--- begin ---

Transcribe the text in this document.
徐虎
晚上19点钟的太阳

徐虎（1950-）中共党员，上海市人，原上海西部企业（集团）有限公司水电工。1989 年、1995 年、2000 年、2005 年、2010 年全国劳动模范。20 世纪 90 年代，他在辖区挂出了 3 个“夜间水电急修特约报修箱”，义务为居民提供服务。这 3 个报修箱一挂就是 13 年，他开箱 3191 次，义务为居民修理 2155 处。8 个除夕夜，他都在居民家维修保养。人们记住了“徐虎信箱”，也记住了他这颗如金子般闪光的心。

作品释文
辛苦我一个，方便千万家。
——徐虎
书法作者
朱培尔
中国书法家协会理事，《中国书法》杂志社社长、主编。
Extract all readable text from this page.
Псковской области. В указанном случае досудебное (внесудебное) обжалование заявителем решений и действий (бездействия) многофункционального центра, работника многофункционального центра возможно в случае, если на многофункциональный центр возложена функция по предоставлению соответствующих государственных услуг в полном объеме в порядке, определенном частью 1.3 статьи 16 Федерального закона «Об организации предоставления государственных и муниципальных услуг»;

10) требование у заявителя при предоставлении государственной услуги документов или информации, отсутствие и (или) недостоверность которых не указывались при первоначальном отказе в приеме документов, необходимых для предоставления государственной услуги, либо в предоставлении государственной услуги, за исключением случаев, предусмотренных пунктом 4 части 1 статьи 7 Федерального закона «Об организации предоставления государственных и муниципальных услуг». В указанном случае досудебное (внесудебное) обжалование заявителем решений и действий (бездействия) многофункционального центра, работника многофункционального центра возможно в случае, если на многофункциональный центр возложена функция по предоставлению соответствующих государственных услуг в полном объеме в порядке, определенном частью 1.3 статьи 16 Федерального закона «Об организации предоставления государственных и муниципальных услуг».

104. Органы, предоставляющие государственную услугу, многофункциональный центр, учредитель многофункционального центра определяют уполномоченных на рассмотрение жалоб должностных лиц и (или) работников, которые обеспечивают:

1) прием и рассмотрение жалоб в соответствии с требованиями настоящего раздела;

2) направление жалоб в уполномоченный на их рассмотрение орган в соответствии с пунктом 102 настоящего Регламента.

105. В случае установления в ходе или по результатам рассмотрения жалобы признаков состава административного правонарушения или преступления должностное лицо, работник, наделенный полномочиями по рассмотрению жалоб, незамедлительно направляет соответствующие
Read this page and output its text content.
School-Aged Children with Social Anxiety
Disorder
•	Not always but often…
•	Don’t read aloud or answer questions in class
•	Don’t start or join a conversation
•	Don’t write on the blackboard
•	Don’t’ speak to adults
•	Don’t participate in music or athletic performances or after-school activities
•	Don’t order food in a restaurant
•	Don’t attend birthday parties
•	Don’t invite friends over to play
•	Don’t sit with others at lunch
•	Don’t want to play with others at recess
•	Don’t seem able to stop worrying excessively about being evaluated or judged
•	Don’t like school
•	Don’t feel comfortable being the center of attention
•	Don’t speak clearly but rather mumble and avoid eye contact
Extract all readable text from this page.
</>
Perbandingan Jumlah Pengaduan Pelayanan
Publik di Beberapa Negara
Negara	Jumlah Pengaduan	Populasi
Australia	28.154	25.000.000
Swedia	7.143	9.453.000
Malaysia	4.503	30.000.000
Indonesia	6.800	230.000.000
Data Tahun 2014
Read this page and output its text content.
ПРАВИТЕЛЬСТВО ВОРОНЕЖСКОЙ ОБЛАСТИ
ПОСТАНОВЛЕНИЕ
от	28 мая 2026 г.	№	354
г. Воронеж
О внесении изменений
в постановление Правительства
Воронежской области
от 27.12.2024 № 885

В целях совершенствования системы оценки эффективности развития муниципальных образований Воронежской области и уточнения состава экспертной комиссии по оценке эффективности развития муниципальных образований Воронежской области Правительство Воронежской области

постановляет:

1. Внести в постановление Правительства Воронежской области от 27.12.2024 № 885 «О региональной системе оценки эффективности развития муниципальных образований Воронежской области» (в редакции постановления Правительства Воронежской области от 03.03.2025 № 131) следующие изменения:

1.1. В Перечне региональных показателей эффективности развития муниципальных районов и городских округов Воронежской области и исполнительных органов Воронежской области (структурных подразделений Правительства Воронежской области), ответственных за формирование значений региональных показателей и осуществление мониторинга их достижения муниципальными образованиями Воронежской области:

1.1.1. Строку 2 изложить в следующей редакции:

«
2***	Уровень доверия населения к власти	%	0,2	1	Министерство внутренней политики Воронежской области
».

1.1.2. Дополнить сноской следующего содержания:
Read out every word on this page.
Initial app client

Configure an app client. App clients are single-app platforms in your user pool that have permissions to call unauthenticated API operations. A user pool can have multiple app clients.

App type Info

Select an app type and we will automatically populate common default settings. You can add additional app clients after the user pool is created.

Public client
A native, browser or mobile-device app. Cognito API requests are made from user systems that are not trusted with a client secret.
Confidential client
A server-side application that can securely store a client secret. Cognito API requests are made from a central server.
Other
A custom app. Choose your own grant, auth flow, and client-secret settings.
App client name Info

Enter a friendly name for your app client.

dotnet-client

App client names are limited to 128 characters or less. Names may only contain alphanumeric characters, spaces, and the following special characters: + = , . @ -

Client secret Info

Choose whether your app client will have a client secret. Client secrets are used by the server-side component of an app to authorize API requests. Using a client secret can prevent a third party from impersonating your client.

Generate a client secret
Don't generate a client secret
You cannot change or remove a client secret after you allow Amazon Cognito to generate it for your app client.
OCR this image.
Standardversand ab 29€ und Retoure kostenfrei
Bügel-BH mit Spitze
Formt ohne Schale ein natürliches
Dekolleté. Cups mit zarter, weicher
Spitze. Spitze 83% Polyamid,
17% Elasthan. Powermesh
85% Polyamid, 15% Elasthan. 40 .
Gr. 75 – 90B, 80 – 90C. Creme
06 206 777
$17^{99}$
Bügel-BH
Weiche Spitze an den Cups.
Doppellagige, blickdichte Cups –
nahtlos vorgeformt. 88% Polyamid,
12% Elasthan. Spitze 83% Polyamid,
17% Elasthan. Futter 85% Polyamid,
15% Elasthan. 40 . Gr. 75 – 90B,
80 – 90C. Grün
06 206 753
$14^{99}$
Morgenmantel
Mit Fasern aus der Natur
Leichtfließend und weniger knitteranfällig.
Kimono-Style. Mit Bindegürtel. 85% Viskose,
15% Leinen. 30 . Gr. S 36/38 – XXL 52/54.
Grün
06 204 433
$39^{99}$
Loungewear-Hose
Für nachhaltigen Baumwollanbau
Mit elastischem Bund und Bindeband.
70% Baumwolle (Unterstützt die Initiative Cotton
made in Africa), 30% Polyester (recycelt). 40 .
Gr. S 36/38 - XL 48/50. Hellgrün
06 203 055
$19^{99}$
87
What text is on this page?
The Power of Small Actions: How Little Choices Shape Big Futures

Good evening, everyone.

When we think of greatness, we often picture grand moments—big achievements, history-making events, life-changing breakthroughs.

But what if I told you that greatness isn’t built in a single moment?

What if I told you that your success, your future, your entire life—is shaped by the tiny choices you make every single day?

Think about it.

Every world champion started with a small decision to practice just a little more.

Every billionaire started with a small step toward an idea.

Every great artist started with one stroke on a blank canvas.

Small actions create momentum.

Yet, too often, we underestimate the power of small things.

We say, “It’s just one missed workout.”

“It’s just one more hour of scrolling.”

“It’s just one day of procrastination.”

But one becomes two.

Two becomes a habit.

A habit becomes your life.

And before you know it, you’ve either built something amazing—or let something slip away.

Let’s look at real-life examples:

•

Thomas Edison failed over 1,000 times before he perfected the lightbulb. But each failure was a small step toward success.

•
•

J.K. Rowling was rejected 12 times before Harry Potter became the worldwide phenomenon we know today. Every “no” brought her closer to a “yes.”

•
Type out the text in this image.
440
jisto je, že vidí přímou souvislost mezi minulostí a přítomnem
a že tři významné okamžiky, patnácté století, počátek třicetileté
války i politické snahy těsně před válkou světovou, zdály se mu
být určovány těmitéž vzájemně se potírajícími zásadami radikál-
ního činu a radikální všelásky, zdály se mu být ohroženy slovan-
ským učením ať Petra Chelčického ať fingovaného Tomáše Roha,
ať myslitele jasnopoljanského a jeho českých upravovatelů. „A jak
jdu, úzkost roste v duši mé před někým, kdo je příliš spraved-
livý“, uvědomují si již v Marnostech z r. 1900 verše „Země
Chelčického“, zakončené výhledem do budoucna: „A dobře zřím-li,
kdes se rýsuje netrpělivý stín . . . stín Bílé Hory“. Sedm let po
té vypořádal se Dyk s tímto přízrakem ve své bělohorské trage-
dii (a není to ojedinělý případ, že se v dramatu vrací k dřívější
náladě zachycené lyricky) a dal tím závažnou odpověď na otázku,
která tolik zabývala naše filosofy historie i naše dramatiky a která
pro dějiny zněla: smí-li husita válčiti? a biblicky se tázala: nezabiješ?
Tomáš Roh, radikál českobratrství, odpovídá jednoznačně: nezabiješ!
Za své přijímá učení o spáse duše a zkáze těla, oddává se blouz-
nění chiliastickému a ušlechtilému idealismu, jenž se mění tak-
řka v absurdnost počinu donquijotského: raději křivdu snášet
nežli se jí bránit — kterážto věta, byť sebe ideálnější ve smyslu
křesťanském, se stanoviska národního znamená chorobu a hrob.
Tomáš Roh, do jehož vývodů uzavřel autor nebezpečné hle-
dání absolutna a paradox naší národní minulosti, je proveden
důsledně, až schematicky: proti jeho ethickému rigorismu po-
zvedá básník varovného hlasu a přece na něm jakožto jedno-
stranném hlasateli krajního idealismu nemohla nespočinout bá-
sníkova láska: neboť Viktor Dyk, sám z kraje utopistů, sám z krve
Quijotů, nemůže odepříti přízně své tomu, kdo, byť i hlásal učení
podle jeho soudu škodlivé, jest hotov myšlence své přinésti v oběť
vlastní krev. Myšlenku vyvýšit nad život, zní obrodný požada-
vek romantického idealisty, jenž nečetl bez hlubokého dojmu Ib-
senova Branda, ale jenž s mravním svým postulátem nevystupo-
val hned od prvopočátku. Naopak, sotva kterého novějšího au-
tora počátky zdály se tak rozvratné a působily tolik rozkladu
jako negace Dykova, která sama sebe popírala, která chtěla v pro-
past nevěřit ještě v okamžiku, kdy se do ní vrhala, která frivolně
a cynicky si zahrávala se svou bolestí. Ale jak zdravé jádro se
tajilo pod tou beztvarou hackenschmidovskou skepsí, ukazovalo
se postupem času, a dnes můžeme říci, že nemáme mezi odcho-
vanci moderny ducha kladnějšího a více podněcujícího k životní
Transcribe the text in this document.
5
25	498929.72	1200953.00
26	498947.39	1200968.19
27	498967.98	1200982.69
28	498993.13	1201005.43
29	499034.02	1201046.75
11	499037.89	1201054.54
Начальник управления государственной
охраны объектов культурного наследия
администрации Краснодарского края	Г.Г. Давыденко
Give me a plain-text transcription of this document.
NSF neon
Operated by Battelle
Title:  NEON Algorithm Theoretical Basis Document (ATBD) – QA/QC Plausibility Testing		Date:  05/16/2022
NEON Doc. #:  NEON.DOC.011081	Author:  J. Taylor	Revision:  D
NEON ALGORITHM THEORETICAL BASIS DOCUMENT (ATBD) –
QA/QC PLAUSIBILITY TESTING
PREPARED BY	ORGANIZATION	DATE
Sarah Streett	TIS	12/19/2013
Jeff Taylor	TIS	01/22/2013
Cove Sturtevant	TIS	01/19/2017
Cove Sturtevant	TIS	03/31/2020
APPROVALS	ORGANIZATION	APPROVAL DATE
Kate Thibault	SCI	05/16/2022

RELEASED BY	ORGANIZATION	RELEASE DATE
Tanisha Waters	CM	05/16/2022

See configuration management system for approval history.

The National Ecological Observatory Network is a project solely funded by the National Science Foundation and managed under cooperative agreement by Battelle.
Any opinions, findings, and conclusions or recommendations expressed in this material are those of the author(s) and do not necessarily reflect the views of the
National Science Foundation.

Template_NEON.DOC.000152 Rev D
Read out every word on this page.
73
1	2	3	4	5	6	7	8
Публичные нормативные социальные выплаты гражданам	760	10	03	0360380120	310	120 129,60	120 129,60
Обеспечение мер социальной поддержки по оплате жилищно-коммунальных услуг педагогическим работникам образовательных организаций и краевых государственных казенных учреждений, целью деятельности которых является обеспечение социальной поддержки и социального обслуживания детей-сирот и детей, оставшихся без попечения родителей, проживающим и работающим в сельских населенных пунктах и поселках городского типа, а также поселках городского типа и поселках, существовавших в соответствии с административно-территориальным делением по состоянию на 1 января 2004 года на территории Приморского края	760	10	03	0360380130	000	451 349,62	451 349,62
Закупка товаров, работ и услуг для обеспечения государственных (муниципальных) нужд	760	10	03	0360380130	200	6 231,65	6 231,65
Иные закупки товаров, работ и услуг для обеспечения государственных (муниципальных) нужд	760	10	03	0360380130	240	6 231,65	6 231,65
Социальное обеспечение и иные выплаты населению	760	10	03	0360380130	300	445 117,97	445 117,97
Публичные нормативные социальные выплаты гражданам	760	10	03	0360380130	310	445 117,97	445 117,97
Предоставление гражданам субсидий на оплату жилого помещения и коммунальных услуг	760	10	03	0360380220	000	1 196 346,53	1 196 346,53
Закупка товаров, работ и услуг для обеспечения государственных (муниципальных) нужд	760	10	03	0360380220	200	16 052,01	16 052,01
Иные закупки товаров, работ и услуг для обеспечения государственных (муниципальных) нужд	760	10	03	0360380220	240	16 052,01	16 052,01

--- end ---

• Requirements: Which lines of the material contain the string "закупки"? List each of them.

• Full response:
Иные закупки товаров, работ и услуг для обеспечения государственных (муниципальных) нужд	760	10	03	0360380130	240	6 231,65	6 231,65
Иные закупки товаров, работ и услуг для обеспечения государственных (муниципальных) нужд	760	10	03	0360380220	240	16 052,01	16 052,01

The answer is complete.